> [EXERCISE BRIEF]: Copy out the lines that include the word "color".

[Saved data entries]

* Begin *

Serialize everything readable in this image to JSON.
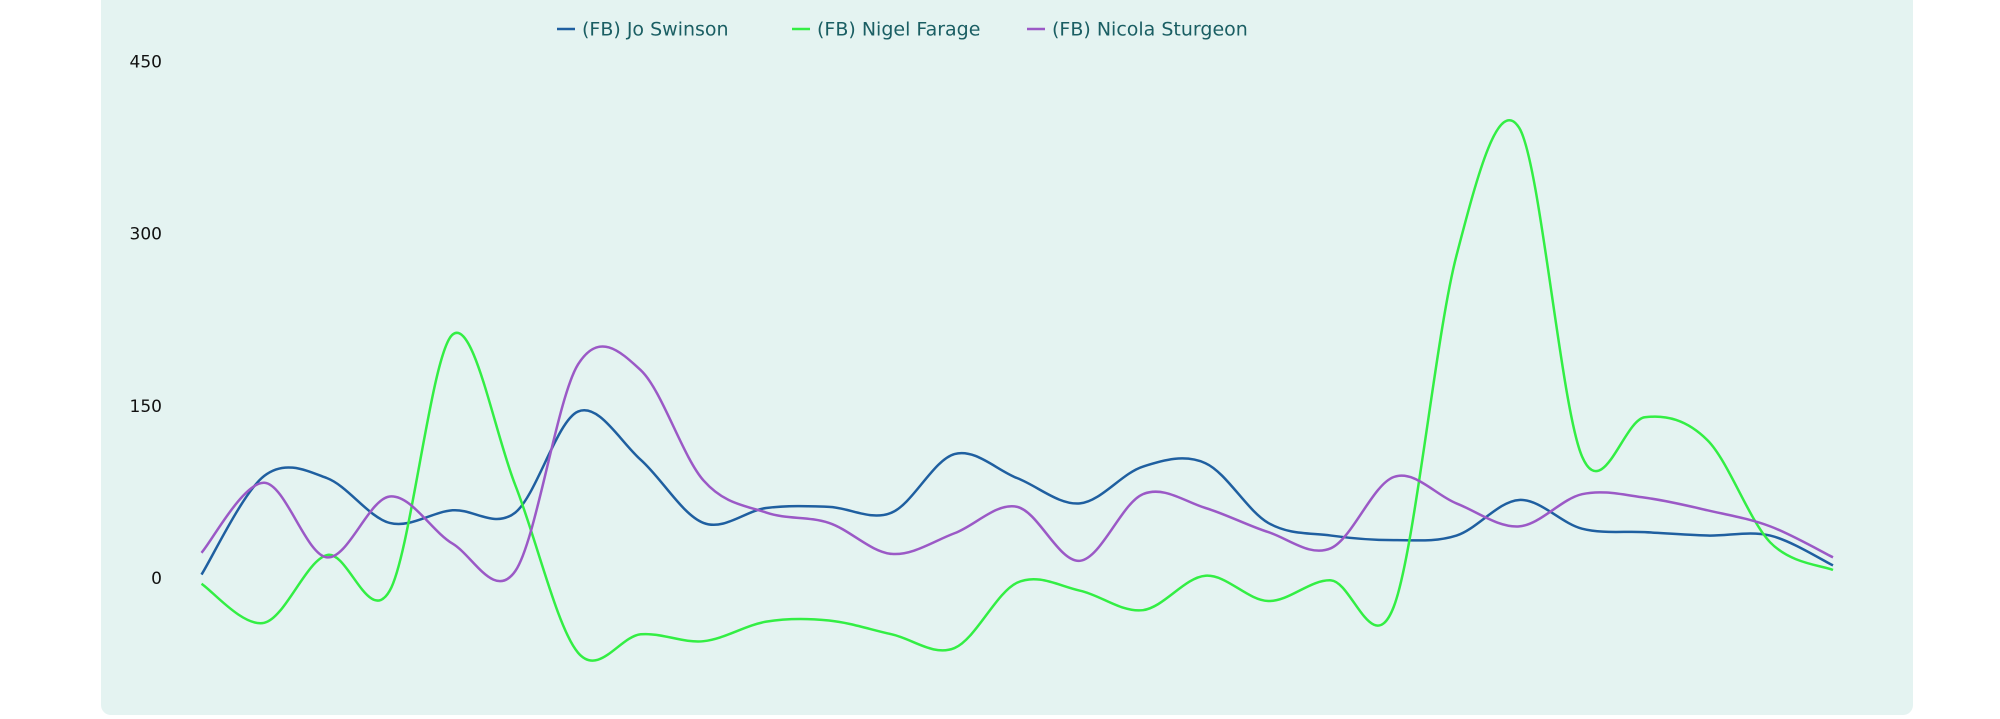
{
  "chart_data": {
    "type": "line",
    "categories": [
      null,
      null,
      null,
      null,
      null,
      null,
      null,
      null,
      null,
      null,
      null,
      null,
      null,
      null,
      null,
      null,
      null,
      null,
      null,
      null,
      null,
      null,
      null,
      null,
      null,
      null,
      null
    ],
    "series": [
      {
        "name": "(FB) Jo Swinson",
        "color": "#1f5fa0",
        "values": [
          4,
          90,
          88,
          49,
          60,
          58,
          146,
          104,
          49,
          62,
          63,
          58,
          109,
          88,
          66,
          98,
          101,
          49,
          38,
          34,
          38,
          69,
          44,
          41,
          38,
          38,
          12
        ]
      },
      {
        "name": "(FB) Nigel Farage",
        "color": "#33ee44",
        "values": [
          -4,
          -38,
          21,
          -10,
          213,
          82,
          -64,
          -48,
          -54,
          -37,
          -36,
          -48,
          -60,
          -3,
          -10,
          -27,
          3,
          -19,
          -1,
          -24,
          282,
          393,
          107,
          141,
          121,
          32,
          8
        ]
      },
      {
        "name": "(FB) Nicola Sturgeon",
        "color": "#9b59c6",
        "values": [
          23,
          84,
          19,
          72,
          31,
          7,
          187,
          182,
          86,
          58,
          49,
          22,
          40,
          63,
          16,
          74,
          62,
          41,
          27,
          89,
          66,
          46,
          74,
          71,
          60,
          46,
          19
        ]
      }
    ],
    "ylim": [
      -100,
      450
    ],
    "yticks": [
      0,
      150,
      300,
      450
    ],
    "grid": false,
    "legend": "top"
  }
}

* End *

> [SOLVED PROBLEM]:
        "color": "#1f5fa0",
        "color": "#33ee44",
        "color": "#9b59c6",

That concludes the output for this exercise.